## What the task asks
The records that follow must be repeated verbatim, every one of them.

## Records for processing
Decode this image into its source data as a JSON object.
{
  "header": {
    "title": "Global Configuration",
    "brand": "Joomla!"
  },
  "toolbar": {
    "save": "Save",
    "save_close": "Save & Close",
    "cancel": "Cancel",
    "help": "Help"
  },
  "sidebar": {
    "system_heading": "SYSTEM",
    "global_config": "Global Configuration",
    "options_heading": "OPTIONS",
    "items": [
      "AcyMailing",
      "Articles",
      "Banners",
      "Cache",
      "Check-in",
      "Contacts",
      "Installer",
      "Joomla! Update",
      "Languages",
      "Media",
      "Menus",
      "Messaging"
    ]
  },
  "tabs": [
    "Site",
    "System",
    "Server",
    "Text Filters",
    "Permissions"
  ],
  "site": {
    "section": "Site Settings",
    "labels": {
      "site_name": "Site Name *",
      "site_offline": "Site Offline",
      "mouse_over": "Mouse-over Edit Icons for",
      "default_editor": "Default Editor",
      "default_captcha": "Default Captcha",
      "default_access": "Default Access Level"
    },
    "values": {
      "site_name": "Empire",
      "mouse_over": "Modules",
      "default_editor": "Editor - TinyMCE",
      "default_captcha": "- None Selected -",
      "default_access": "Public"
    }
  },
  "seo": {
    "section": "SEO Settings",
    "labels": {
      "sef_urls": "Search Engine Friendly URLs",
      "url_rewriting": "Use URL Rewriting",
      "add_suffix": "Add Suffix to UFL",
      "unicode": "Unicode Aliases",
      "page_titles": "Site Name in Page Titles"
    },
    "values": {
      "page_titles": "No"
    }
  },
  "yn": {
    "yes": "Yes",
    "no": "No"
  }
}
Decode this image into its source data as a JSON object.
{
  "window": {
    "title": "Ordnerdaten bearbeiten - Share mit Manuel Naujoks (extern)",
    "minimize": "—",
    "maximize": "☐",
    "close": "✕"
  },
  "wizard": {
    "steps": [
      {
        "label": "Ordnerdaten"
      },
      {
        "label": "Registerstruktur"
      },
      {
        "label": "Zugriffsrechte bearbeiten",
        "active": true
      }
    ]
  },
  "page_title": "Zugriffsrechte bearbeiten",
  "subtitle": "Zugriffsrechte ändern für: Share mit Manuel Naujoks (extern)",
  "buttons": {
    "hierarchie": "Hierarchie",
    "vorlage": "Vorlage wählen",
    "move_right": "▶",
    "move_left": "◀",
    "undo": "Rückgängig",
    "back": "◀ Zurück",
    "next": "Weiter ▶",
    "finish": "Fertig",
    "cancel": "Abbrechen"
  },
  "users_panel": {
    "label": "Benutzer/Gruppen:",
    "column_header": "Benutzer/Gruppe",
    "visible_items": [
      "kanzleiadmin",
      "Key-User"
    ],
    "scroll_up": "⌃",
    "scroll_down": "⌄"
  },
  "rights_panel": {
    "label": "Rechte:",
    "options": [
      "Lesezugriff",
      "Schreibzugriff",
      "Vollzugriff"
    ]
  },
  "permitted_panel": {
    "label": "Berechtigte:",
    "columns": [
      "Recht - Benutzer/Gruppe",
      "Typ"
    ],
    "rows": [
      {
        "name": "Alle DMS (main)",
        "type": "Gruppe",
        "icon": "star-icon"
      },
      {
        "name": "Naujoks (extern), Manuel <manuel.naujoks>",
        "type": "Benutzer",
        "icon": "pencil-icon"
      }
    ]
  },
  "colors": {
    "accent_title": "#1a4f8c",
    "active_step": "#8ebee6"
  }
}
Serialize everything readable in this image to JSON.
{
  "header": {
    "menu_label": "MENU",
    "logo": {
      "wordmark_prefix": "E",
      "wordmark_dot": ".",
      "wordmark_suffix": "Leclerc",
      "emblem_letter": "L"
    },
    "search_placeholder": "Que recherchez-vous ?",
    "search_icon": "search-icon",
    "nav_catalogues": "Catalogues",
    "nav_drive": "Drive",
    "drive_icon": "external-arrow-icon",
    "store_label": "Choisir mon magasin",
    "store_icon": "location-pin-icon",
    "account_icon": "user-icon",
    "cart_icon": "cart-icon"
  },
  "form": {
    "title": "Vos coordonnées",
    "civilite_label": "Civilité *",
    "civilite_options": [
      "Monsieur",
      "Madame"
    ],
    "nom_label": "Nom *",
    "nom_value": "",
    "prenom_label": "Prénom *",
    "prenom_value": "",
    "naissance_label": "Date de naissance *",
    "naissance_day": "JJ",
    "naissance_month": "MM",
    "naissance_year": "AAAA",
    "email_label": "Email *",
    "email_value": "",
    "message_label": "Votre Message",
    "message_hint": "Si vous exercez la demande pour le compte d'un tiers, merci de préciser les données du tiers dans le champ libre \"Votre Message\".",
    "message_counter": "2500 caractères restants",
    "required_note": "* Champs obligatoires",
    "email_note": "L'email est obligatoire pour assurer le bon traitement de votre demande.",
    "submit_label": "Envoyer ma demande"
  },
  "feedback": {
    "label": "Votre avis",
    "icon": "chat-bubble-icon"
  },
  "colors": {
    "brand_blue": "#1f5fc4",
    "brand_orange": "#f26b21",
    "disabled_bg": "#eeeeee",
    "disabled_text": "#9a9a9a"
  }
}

## Exercise result
Decode this image into its source data as a JSON object.
{
  "header": {
    "title": "Global Configuration",
    "brand": "Joomla!"
  },
  "toolbar": {
    "save": "Save",
    "save_close": "Save & Close",
    "cancel": "Cancel",
    "help": "Help"
  },
  "sidebar": {
    "system_heading": "SYSTEM",
    "global_config": "Global Configuration",
    "options_heading": "OPTIONS",
    "items": [
      "AcyMailing",
      "Articles",
      "Banners",
      "Cache",
      "Check-in",
      "Contacts",
      "Installer",
      "Joomla! Update",
      "Languages",
      "Media",
      "Menus",
      "Messaging"
    ]
  },
  "tabs": [
    "Site",
    "System",
    "Server",
    "Text Filters",
    "Permissions"
  ],
  "site": {
    "section": "Site Settings",
    "labels": {
      "site_name": "Site Name *",
      "site_offline": "Site Offline",
      "mouse_over": "Mouse-over Edit Icons for",
      "default_editor": "Default Editor",
      "default_captcha": "Default Captcha",
      "default_access": "Default Access Level"
    },
    "values": {
      "site_name": "Empire",
      "mouse_over": "Modules",
      "default_editor": "Editor - TinyMCE",
      "default_captcha": "- None Selected -",
      "default_access": "Public"
    }
  },
  "seo": {
    "section": "SEO Settings",
    "labels": {
      "sef_urls": "Search Engine Friendly URLs",
      "url_rewriting": "Use URL Rewriting",
      "add_suffix": "Add Suffix to UFL",
      "unicode": "Unicode Aliases",
      "page_titles": "Site Name in Page Titles"
    },
    "values": {
      "page_titles": "No"
    }
  },
  "yn": {
    "yes": "Yes",
    "no": "No"
  }
}
Decode this image into its source data as a JSON object.
{
  "window": {
    "title": "Ordnerdaten bearbeiten - Share mit Manuel Naujoks (extern)",
    "minimize": "—",
    "maximize": "☐",
    "close": "✕"
  },
  "wizard": {
    "steps": [
      {
        "label": "Ordnerdaten"
      },
      {
        "label": "Registerstruktur"
      },
      {
        "label": "Zugriffsrechte bearbeiten",
        "active": true
      }
    ]
  },
  "page_title": "Zugriffsrechte bearbeiten",
  "subtitle": "Zugriffsrechte ändern für: Share mit Manuel Naujoks (extern)",
  "buttons": {
    "hierarchie": "Hierarchie",
    "vorlage": "Vorlage wählen",
    "move_right": "▶",
    "move_left": "◀",
    "undo": "Rückgängig",
    "back": "◀ Zurück",
    "next": "Weiter ▶",
    "finish": "Fertig",
    "cancel": "Abbrechen"
  },
  "users_panel": {
    "label": "Benutzer/Gruppen:",
    "column_header": "Benutzer/Gruppe",
    "visible_items": [
      "kanzleiadmin",
      "Key-User"
    ],
    "scroll_up": "⌃",
    "scroll_down": "⌄"
  },
  "rights_panel": {
    "label": "Rechte:",
    "options": [
      "Lesezugriff",
      "Schreibzugriff",
      "Vollzugriff"
    ]
  },
  "permitted_panel": {
    "label": "Berechtigte:",
    "columns": [
      "Recht - Benutzer/Gruppe",
      "Typ"
    ],
    "rows": [
      {
        "name": "Alle DMS (main)",
        "type": "Gruppe",
        "icon": "star-icon"
      },
      {
        "name": "Naujoks (extern), Manuel <manuel.naujoks>",
        "type": "Benutzer",
        "icon": "pencil-icon"
      }
    ]
  },
  "colors": {
    "accent_title": "#1a4f8c",
    "active_step": "#8ebee6"
  }
}
Serialize everything readable in this image to JSON.
{
  "header": {
    "menu_label": "MENU",
    "logo": {
      "wordmark_prefix": "E",
      "wordmark_dot": ".",
      "wordmark_suffix": "Leclerc",
      "emblem_letter": "L"
    },
    "search_placeholder": "Que recherchez-vous ?",
    "search_icon": "search-icon",
    "nav_catalogues": "Catalogues",
    "nav_drive": "Drive",
    "drive_icon": "external-arrow-icon",
    "store_label": "Choisir mon magasin",
    "store_icon": "location-pin-icon",
    "account_icon": "user-icon",
    "cart_icon": "cart-icon"
  },
  "form": {
    "title": "Vos coordonnées",
    "civilite_label": "Civilité *",
    "civilite_options": [
      "Monsieur",
      "Madame"
    ],
    "nom_label": "Nom *",
    "nom_value": "",
    "prenom_label": "Prénom *",
    "prenom_value": "",
    "naissance_label": "Date de naissance *",
    "naissance_day": "JJ",
    "naissance_month": "MM",
    "naissance_year": "AAAA",
    "email_label": "Email *",
    "email_value": "",
    "message_label": "Votre Message",
    "message_hint": "Si vous exercez la demande pour le compte d'un tiers, merci de préciser les données du tiers dans le champ libre \"Votre Message\".",
    "message_counter": "2500 caractères restants",
    "required_note": "* Champs obligatoires",
    "email_note": "L'email est obligatoire pour assurer le bon traitement de votre demande.",
    "submit_label": "Envoyer ma demande"
  },
  "feedback": {
    "label": "Votre avis",
    "icon": "chat-bubble-icon"
  },
  "colors": {
    "brand_blue": "#1f5fc4",
    "brand_orange": "#f26b21",
    "disabled_bg": "#eeeeee",
    "disabled_text": "#9a9a9a"
  }
}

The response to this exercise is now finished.